Goal »
Go through the material below and copy each line where the word "year" appears.
+--
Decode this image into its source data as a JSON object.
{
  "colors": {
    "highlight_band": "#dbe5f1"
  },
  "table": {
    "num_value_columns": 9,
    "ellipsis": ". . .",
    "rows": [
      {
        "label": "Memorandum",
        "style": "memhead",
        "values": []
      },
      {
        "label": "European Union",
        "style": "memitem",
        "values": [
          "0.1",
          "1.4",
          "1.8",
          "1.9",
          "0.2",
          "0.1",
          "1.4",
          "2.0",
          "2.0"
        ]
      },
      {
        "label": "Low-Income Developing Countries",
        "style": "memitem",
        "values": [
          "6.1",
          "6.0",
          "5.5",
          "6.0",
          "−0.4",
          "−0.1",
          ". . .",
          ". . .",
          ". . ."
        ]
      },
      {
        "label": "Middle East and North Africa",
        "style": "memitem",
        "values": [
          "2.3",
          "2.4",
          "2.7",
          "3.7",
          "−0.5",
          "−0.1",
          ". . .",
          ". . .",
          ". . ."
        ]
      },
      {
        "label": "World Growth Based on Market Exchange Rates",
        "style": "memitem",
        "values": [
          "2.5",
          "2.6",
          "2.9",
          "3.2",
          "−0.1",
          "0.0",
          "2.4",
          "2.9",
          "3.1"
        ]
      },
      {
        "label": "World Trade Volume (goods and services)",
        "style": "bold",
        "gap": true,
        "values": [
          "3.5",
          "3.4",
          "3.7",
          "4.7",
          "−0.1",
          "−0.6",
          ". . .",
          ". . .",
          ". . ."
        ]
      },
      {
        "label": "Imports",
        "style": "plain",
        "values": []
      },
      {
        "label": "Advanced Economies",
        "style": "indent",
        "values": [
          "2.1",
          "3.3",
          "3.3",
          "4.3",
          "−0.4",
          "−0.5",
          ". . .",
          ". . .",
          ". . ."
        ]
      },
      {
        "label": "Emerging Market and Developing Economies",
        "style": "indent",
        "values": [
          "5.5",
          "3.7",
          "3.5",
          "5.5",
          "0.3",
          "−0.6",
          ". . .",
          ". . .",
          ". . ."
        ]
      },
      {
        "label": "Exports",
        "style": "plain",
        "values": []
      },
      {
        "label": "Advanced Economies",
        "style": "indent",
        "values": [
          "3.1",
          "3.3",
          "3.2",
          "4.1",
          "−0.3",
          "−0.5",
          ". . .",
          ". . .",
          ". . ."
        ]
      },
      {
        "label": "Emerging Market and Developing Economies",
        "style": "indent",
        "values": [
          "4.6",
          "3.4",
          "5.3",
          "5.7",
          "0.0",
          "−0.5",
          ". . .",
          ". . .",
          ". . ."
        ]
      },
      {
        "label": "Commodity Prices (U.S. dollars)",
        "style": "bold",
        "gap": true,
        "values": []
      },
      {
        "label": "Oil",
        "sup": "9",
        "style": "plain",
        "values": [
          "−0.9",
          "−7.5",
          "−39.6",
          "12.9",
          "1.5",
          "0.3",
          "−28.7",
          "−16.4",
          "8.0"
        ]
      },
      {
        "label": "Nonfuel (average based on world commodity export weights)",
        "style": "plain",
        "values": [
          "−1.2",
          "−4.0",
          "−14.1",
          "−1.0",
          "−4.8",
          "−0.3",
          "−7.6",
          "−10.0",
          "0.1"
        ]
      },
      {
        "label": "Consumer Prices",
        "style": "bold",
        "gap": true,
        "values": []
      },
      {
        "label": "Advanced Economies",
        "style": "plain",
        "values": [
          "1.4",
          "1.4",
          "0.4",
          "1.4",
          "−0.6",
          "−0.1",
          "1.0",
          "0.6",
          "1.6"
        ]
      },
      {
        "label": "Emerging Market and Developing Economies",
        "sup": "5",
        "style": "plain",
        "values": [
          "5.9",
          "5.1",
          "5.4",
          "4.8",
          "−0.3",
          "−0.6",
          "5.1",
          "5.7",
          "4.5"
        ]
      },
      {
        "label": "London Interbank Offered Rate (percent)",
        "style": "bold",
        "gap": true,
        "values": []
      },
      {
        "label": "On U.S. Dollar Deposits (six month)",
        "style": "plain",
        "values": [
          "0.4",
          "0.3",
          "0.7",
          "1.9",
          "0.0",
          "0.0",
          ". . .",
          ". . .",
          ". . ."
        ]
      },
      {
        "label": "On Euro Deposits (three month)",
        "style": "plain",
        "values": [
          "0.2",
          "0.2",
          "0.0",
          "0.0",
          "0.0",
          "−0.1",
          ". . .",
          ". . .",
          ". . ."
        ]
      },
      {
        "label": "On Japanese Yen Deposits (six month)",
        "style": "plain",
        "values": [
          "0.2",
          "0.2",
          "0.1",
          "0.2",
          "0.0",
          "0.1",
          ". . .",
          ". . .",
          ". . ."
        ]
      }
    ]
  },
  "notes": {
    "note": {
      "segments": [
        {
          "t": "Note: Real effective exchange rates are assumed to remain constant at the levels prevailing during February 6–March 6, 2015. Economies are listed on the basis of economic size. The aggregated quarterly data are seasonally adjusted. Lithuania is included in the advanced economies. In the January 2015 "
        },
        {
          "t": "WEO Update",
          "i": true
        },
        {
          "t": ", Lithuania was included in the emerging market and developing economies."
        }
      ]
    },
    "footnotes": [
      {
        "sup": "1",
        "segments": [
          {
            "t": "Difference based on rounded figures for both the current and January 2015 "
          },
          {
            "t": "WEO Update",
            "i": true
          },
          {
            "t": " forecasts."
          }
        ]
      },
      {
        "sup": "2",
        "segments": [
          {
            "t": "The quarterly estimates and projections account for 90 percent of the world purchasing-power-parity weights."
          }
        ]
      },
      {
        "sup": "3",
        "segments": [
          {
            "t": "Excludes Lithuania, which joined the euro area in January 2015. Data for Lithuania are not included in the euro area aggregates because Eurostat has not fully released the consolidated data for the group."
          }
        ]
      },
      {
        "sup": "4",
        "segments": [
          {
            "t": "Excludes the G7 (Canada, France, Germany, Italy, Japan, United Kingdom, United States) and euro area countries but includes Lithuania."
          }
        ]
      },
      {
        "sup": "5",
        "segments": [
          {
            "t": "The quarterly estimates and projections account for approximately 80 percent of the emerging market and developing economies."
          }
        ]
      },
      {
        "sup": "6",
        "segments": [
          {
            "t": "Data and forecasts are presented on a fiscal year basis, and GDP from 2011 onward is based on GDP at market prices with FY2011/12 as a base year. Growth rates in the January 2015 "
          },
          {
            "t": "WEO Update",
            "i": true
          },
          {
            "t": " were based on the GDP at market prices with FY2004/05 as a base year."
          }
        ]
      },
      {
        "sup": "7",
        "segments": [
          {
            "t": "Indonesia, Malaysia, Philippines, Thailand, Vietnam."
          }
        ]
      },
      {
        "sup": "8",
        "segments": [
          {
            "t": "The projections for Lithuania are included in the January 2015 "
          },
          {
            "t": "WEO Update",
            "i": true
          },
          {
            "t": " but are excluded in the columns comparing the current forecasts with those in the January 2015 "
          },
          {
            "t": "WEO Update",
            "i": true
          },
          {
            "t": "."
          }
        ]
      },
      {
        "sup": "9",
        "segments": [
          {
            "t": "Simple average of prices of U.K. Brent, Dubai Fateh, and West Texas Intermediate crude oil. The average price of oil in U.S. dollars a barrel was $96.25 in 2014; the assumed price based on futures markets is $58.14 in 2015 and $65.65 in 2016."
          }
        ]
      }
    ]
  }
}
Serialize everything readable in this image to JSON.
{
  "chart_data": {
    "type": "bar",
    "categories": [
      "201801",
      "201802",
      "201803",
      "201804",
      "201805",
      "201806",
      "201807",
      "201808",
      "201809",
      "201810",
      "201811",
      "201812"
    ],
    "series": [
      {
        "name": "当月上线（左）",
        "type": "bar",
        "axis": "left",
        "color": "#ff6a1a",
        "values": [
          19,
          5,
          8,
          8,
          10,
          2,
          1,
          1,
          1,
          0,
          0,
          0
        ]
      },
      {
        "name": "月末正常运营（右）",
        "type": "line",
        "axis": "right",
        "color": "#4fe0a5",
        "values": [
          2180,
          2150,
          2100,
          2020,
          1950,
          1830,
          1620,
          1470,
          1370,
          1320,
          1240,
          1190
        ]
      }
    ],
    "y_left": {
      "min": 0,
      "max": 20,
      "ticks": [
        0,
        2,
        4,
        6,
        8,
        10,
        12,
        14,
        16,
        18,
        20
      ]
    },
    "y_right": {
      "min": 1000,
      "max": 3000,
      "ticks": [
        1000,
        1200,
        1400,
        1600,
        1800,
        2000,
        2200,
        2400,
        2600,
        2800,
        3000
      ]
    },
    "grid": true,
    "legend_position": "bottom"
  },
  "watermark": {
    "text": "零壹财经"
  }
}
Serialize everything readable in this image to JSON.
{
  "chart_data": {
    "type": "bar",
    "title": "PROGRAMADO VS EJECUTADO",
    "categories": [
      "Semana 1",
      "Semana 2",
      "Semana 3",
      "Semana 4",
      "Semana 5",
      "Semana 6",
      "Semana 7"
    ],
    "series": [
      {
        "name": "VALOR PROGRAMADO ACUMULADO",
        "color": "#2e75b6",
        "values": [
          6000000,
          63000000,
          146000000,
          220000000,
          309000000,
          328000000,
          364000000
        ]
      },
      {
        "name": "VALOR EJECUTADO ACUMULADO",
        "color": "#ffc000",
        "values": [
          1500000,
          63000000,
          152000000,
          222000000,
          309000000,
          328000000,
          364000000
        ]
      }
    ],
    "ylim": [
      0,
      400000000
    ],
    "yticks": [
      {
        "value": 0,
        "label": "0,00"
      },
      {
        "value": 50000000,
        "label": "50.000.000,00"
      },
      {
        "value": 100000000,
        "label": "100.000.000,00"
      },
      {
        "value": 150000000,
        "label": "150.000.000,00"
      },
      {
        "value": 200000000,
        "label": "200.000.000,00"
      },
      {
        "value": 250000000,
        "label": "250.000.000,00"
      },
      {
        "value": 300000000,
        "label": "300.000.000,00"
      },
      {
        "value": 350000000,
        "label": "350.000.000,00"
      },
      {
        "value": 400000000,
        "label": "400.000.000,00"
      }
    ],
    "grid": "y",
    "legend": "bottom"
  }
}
+--
Reply to the exercise »
            "t": "Data and forecasts are presented on a fiscal year basis, and GDP from 2011 onward is based on GDP at market prices with FY2011/12 as a base year. Growth rates in the January 2015 "
            "t": " were based on the GDP at market prices with FY2004/05 as a base year."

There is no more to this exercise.